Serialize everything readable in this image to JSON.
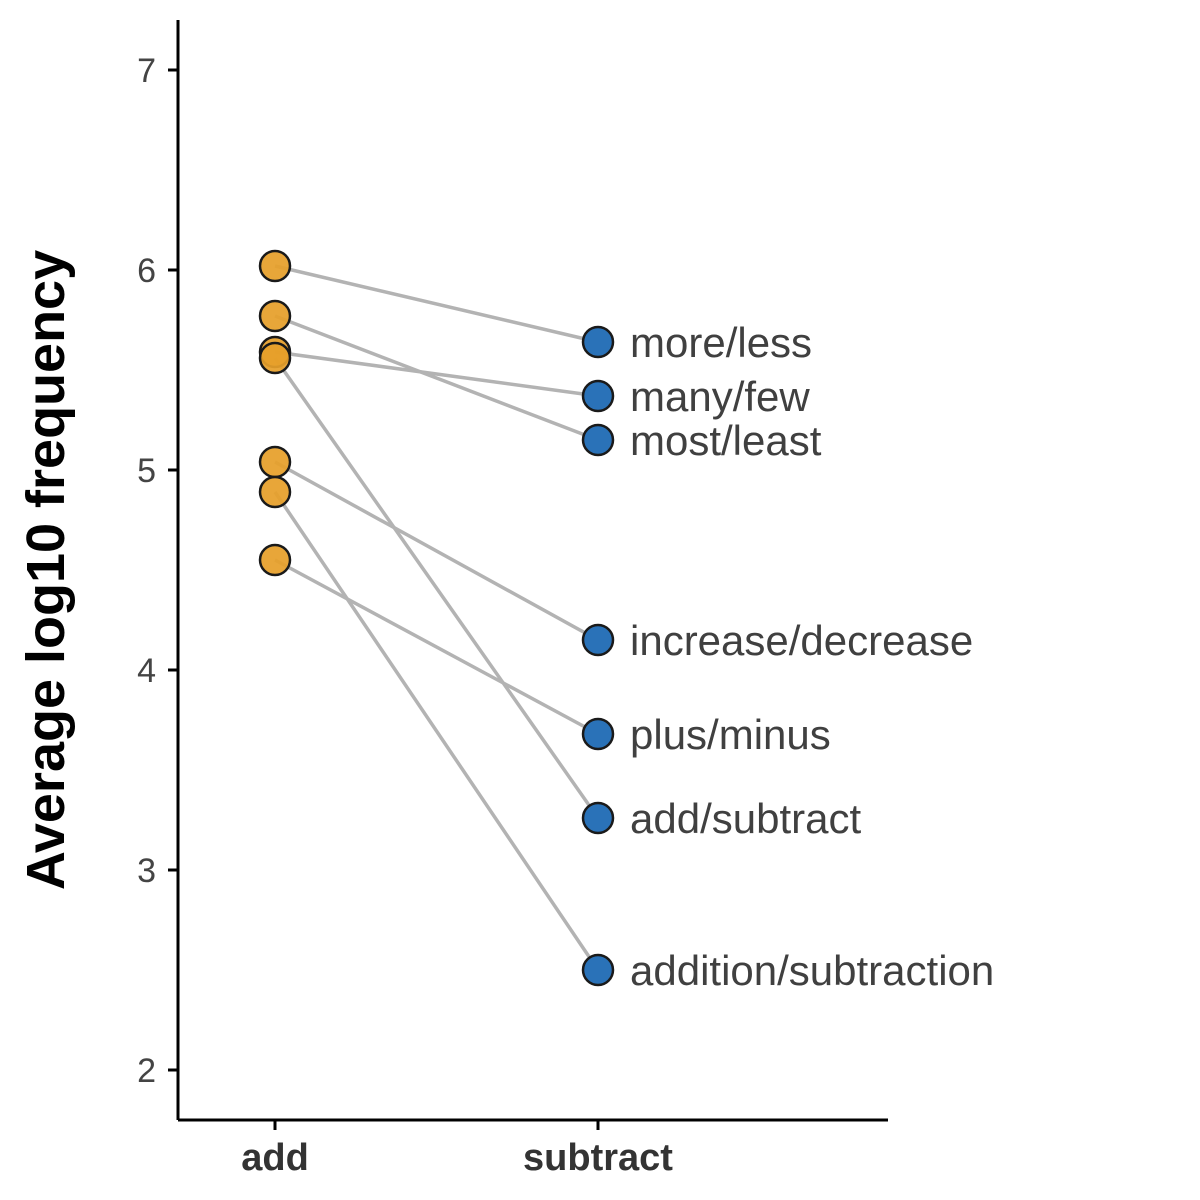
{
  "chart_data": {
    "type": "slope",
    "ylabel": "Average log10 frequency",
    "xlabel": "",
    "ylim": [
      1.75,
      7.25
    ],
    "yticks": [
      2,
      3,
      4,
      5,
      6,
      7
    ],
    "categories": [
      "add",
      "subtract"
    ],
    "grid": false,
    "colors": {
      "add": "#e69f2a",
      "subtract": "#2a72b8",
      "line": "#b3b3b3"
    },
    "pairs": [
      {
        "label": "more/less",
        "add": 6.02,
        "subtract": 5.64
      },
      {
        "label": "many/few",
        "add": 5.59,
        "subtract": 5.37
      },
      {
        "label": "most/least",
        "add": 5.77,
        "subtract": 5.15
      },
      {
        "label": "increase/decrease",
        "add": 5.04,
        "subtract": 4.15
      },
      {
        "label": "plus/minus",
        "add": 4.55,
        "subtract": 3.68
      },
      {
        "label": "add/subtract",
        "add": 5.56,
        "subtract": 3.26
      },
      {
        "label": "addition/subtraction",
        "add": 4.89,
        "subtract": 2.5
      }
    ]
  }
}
______________________________
* **What the task requires**
Restate the records word for word, omitting images.

* **Result of the exercise**
Serialize everything readable in this image to JSON.
{
  "chart_data": {
    "type": "slope",
    "ylabel": "Average log10 frequency",
    "xlabel": "",
    "ylim": [
      1.75,
      7.25
    ],
    "yticks": [
      2,
      3,
      4,
      5,
      6,
      7
    ],
    "categories": [
      "add",
      "subtract"
    ],
    "grid": false,
    "colors": {
      "add": "#e69f2a",
      "subtract": "#2a72b8",
      "line": "#b3b3b3"
    },
    "pairs": [
      {
        "label": "more/less",
        "add": 6.02,
        "subtract": 5.64
      },
      {
        "label": "many/few",
        "add": 5.59,
        "subtract": 5.37
      },
      {
        "label": "most/least",
        "add": 5.77,
        "subtract": 5.15
      },
      {
        "label": "increase/decrease",
        "add": 5.04,
        "subtract": 4.15
      },
      {
        "label": "plus/minus",
        "add": 4.55,
        "subtract": 3.68
      },
      {
        "label": "add/subtract",
        "add": 5.56,
        "subtract": 3.26
      },
      {
        "label": "addition/subtraction",
        "add": 4.89,
        "subtract": 2.5
      }
    ]
  }
}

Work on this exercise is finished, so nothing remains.